begin INFORMATION SHOWN

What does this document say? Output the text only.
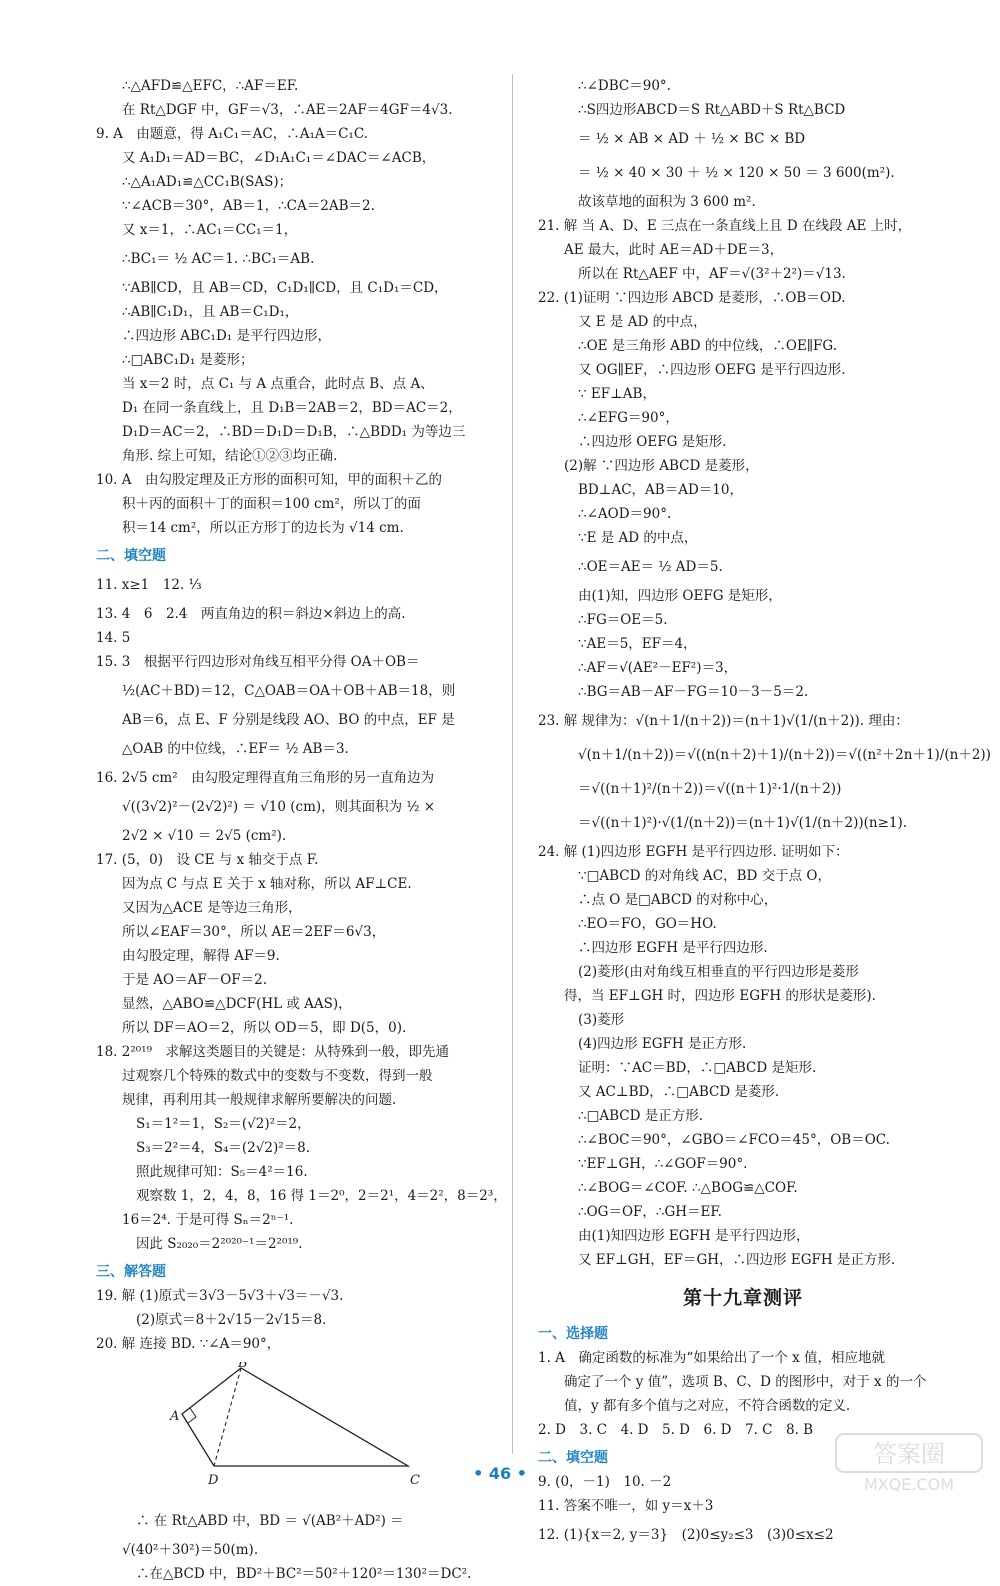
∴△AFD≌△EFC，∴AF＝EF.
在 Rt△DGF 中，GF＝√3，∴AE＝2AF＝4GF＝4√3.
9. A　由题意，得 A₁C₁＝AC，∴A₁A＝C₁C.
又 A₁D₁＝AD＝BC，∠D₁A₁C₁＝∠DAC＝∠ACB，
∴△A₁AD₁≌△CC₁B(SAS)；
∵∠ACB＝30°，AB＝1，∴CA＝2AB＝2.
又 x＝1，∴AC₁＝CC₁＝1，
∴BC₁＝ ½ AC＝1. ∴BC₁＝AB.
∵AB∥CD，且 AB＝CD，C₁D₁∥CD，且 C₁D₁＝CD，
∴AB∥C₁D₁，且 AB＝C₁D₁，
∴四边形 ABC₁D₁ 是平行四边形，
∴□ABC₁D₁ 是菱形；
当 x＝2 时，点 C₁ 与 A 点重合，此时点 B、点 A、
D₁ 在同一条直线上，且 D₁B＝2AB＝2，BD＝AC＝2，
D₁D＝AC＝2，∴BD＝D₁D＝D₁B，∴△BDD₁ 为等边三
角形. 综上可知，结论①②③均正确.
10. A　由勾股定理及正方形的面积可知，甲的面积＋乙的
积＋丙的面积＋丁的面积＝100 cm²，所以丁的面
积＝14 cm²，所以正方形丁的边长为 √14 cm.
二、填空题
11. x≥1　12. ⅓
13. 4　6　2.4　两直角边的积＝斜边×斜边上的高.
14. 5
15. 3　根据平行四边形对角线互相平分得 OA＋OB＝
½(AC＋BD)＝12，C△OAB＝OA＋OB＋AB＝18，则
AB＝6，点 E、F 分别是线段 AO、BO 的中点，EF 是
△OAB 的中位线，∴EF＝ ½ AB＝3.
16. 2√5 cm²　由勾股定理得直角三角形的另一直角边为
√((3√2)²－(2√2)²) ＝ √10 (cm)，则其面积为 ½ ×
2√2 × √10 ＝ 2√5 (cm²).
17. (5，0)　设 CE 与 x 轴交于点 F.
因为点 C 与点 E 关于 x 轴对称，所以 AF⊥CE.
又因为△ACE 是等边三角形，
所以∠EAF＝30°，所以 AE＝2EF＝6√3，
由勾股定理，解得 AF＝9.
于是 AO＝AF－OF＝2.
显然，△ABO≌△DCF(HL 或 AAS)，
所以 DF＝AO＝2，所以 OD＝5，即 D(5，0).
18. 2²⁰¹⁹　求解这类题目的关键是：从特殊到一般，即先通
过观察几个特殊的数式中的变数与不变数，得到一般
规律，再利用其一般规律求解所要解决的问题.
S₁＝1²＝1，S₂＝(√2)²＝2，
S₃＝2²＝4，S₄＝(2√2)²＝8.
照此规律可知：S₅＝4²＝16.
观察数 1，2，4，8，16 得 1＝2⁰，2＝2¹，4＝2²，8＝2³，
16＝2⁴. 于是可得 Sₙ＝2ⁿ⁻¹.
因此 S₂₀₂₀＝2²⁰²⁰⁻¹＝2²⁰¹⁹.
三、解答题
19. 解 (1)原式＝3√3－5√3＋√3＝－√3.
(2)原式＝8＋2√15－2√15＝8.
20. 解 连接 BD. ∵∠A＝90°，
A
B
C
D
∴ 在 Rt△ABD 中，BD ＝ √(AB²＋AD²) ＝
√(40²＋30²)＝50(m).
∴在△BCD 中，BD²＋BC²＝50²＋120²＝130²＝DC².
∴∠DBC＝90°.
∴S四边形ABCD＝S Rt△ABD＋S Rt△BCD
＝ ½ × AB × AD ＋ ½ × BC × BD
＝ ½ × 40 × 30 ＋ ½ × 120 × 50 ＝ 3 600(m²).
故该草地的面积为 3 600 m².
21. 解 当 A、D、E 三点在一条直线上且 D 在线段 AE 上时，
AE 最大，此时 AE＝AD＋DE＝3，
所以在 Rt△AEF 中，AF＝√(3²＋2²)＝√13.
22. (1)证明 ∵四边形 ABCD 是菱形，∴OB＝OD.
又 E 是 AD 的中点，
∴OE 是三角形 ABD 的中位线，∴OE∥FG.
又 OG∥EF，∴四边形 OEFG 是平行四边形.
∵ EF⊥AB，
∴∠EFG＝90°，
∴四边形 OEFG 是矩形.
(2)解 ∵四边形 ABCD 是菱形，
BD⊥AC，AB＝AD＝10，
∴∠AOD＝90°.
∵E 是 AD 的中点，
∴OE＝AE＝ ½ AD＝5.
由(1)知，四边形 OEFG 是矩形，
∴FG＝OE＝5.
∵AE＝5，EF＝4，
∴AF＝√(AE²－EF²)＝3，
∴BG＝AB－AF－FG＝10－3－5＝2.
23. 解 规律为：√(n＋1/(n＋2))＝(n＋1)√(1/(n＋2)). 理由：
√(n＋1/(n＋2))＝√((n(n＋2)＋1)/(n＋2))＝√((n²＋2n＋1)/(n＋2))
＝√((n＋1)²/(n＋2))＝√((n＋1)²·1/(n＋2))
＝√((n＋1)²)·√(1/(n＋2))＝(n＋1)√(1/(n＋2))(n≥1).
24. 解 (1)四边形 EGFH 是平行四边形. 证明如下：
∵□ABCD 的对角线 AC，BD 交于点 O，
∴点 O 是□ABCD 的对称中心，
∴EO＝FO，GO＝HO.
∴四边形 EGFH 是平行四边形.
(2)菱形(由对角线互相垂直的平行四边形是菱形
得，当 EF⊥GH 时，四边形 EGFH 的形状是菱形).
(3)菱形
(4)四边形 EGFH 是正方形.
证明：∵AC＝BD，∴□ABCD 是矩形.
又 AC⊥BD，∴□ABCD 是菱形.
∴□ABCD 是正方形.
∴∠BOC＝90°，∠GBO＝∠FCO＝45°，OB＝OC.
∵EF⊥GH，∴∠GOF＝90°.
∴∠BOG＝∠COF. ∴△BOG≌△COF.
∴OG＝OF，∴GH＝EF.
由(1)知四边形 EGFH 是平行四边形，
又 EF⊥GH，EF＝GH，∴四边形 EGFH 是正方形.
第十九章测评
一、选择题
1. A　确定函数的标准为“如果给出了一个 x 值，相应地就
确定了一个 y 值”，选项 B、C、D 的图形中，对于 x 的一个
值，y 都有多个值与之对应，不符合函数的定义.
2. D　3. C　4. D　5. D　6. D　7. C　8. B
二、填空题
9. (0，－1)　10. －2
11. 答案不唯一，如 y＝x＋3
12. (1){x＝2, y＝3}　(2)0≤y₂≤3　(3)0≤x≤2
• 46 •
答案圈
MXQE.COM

end INFORMATION SHOWN
begin INFORMATION SHOWN

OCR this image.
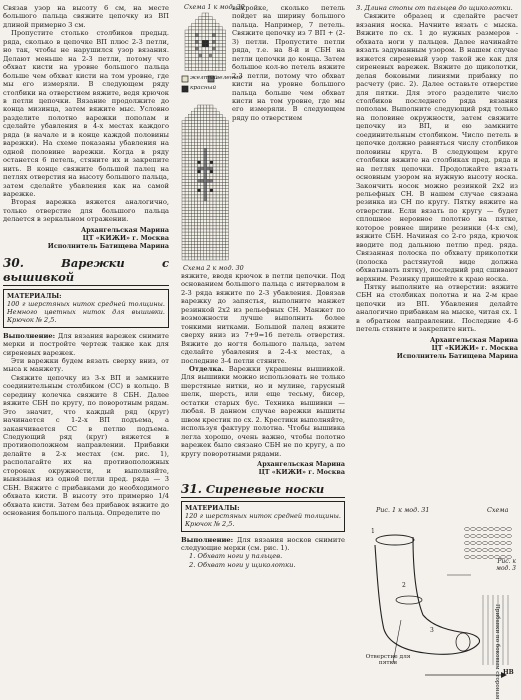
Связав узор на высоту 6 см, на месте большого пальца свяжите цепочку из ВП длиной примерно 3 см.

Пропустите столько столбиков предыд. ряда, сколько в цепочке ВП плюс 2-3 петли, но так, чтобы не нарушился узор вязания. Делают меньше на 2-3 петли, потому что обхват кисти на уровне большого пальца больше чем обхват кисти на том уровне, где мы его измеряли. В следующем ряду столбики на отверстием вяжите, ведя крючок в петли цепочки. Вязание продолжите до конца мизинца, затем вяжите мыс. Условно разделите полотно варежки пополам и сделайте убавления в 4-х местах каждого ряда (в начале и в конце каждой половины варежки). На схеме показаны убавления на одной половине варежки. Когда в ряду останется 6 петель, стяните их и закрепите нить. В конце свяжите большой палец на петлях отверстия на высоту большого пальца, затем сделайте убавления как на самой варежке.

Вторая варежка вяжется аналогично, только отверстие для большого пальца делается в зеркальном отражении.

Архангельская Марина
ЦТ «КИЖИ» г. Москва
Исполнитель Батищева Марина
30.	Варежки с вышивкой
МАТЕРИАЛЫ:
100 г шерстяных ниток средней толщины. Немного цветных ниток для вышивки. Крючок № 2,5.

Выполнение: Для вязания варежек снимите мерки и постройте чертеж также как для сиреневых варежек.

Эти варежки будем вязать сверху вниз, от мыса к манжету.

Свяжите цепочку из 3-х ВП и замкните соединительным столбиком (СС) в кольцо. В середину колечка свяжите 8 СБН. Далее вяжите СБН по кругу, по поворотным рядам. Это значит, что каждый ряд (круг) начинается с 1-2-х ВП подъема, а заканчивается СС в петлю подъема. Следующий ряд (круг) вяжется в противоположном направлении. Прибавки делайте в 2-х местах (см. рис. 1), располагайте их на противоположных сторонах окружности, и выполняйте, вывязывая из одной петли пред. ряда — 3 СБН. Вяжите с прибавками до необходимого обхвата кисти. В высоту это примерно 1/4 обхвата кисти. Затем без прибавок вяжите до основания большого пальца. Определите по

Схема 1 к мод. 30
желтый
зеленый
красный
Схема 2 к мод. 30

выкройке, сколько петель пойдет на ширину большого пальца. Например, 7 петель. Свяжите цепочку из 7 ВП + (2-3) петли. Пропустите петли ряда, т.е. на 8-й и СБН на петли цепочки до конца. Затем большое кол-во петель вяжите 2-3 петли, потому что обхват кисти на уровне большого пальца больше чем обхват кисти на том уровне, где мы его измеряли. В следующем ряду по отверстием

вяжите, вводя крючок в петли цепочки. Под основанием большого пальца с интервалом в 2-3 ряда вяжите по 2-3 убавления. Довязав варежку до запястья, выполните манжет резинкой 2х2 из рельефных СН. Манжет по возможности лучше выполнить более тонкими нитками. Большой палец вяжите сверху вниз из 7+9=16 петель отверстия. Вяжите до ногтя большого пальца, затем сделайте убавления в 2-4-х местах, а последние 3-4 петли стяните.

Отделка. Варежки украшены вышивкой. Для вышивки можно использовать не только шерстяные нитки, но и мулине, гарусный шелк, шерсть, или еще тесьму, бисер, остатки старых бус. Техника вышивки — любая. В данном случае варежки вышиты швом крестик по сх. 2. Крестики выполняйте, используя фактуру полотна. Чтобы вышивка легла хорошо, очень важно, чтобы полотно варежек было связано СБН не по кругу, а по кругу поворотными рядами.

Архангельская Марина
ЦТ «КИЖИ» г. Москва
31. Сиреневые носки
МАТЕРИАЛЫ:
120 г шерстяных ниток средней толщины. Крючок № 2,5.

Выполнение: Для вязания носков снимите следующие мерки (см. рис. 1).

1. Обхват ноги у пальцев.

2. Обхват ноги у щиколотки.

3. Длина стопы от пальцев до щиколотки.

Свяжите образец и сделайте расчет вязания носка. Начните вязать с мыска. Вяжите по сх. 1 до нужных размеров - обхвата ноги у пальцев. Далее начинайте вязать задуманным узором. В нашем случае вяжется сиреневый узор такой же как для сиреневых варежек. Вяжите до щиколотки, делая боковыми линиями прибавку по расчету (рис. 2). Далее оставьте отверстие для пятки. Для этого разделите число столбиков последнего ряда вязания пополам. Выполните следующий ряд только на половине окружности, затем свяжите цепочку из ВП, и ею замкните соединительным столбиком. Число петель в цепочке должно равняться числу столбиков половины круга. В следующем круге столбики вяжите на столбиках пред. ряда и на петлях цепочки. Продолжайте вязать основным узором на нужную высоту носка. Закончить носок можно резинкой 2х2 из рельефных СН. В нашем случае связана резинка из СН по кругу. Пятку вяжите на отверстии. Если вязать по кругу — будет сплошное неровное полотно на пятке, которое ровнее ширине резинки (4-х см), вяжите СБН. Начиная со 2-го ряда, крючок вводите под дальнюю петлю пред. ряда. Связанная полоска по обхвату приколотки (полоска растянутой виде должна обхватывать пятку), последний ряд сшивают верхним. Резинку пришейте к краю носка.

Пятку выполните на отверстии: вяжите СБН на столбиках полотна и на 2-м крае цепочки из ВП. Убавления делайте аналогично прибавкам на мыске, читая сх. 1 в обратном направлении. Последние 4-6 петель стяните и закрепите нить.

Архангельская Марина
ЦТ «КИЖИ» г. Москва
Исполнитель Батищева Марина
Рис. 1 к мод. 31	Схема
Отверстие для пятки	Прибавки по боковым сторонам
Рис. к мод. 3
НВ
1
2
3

end INFORMATION SHOWN

Which lines hold the word "вниз"? Copy each of them from the records.

Эти варежки будем вязать сверху вниз, от мыса к манжету.
вяжите, вводя крючок в петли цепочки. Под основанием большого пальца с интервалом в 2-3 ряда вяжите по 2-3 убавления. Довязав варежку до запястья, выполните манжет резинкой 2х2 из рельефных СН. Манжет по возможности лучше выполнить более тонкими нитками. Большой палец вяжите сверху вниз из 7+9=16 петель отверстия. Вяжите до ногтя большого пальца, затем сделайте убавления в 2-4-х местах, а последние 3-4 петли стяните.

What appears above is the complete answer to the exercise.